╔══

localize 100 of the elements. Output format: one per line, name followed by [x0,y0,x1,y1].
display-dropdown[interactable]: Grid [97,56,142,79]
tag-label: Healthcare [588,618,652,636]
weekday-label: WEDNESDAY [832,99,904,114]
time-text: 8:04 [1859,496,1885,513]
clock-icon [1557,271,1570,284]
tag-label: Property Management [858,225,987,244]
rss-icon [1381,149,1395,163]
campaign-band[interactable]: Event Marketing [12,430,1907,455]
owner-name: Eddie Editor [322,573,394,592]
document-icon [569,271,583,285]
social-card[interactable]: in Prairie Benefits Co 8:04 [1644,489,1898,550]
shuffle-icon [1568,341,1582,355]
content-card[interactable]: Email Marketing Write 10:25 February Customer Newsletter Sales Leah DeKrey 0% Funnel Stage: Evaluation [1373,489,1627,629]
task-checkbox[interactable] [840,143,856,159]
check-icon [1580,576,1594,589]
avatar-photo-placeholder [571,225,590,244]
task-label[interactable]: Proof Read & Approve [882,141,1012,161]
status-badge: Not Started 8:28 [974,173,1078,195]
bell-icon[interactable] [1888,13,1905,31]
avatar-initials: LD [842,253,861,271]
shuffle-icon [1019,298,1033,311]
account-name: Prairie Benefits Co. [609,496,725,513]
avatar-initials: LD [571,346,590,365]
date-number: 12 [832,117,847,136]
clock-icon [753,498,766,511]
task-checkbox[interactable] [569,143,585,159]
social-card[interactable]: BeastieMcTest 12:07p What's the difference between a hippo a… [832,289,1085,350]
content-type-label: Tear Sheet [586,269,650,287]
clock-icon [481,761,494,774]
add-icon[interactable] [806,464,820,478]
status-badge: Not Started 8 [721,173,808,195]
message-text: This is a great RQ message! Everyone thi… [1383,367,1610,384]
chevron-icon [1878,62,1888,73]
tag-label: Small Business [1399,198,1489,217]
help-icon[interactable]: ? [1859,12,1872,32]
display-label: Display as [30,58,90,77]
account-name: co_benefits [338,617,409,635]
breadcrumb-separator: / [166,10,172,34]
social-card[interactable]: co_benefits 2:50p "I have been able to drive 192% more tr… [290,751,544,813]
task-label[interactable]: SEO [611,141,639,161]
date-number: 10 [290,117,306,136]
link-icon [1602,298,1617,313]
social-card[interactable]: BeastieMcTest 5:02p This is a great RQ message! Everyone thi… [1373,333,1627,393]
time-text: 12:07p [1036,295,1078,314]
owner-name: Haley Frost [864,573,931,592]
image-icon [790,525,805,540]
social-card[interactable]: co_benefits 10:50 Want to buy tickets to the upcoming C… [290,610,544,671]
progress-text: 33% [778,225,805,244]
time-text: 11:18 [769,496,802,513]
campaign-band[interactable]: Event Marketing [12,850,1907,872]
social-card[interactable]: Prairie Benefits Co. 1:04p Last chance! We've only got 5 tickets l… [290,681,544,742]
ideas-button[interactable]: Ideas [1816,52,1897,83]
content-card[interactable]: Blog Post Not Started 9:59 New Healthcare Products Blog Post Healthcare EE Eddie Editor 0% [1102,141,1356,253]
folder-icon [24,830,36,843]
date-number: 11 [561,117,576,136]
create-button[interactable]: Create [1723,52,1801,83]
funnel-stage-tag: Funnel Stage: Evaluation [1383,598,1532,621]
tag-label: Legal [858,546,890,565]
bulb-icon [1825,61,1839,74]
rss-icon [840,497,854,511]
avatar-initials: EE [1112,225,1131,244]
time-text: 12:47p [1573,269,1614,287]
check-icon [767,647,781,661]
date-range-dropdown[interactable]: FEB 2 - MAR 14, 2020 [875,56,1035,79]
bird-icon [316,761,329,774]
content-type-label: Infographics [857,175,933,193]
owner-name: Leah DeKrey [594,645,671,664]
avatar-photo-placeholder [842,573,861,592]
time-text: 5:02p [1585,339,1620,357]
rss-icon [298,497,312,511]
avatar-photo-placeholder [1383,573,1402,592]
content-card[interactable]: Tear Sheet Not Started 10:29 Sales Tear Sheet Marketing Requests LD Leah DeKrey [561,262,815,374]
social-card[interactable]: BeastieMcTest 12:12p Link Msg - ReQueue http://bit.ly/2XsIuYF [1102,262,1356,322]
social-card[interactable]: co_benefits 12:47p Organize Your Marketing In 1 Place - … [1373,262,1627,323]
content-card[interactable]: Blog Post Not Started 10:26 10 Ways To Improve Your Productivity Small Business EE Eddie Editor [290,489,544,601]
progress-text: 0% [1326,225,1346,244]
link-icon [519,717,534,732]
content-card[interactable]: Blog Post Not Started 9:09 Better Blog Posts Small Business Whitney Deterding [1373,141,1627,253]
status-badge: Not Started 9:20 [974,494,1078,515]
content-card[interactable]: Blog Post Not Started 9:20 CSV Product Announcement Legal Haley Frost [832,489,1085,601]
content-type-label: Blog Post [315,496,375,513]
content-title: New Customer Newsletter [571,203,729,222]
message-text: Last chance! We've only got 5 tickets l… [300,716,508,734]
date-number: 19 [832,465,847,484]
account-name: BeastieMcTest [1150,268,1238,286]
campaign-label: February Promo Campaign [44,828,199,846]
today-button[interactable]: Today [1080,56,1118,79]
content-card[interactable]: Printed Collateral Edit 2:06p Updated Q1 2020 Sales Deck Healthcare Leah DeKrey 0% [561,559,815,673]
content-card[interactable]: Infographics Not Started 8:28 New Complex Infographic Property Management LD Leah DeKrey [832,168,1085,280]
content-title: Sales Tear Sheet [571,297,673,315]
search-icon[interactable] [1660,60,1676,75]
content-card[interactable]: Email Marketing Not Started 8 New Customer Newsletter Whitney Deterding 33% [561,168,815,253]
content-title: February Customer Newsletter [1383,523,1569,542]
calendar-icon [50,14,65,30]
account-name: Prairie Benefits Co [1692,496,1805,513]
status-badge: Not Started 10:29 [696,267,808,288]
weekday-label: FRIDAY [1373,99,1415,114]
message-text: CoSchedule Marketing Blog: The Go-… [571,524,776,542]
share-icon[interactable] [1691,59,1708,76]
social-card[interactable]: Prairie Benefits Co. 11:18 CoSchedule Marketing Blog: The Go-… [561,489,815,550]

╚══

DIRECTIONS FOR THIS TASK:
Reproduce the material verbatim, starting from its first line and continuing up to and including the line with "document-icon [569,271,583,285]".

SOLUTION FOR THIS PROBLEM:
localize 100 of the elements. Output format: one per line, name followed by [x0,y0,x1,y1].
display-dropdown[interactable]: Grid [97,56,142,79]
tag-label: Healthcare [588,618,652,636]
weekday-label: WEDNESDAY [832,99,904,114]
time-text: 8:04 [1859,496,1885,513]
clock-icon [1557,271,1570,284]
tag-label: Property Management [858,225,987,244]
rss-icon [1381,149,1395,163]
campaign-band[interactable]: Event Marketing [12,430,1907,455]
owner-name: Eddie Editor [322,573,394,592]
document-icon [569,271,583,285]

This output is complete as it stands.